═══ DATA RECORDS ═══
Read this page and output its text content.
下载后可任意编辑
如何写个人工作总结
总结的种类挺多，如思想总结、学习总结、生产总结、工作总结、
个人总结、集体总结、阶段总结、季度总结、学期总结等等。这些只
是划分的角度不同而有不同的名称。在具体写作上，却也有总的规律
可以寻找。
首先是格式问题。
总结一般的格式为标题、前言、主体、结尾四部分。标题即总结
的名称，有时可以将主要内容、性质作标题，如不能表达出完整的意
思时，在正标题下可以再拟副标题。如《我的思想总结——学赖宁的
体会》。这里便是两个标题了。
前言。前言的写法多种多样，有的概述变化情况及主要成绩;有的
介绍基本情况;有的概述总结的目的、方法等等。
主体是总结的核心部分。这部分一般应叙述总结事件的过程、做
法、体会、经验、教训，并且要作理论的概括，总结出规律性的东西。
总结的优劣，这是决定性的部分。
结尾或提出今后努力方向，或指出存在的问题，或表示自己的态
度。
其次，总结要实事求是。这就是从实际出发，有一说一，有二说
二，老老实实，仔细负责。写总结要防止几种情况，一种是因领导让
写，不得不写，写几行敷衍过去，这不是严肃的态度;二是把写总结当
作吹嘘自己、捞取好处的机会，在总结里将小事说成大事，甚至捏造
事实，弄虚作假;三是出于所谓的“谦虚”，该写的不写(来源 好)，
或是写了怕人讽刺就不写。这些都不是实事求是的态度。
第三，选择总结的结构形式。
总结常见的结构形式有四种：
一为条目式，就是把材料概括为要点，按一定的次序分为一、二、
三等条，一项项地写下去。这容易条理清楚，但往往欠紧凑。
═══
_WHAT THE TASK REQUIRES_
Nothing should be changed: write out all of the data as is.

_THE ANSWER_
Read this page and output its text content.
下载后可任意编辑
如何写个人工作总结
总结的种类挺多，如思想总结、学习总结、生产总结、工作总结、
个人总结、集体总结、阶段总结、季度总结、学期总结等等。这些只
是划分的角度不同而有不同的名称。在具体写作上，却也有总的规律
可以寻找。
首先是格式问题。
总结一般的格式为标题、前言、主体、结尾四部分。标题即总结
的名称，有时可以将主要内容、性质作标题，如不能表达出完整的意
思时，在正标题下可以再拟副标题。如《我的思想总结——学赖宁的
体会》。这里便是两个标题了。
前言。前言的写法多种多样，有的概述变化情况及主要成绩;有的
介绍基本情况;有的概述总结的目的、方法等等。
主体是总结的核心部分。这部分一般应叙述总结事件的过程、做
法、体会、经验、教训，并且要作理论的概括，总结出规律性的东西。
总结的优劣，这是决定性的部分。
结尾或提出今后努力方向，或指出存在的问题，或表示自己的态
度。
其次，总结要实事求是。这就是从实际出发，有一说一，有二说
二，老老实实，仔细负责。写总结要防止几种情况，一种是因领导让
写，不得不写，写几行敷衍过去，这不是严肃的态度;二是把写总结当
作吹嘘自己、捞取好处的机会，在总结里将小事说成大事，甚至捏造
事实，弄虚作假;三是出于所谓的“谦虚”，该写的不写(来源 好)，
或是写了怕人讽刺就不写。这些都不是实事求是的态度。
第三，选择总结的结构形式。
总结常见的结构形式有四种：
一为条目式，就是把材料概括为要点，按一定的次序分为一、二、
三等条，一项项地写下去。这容易条理清楚，但往往欠紧凑。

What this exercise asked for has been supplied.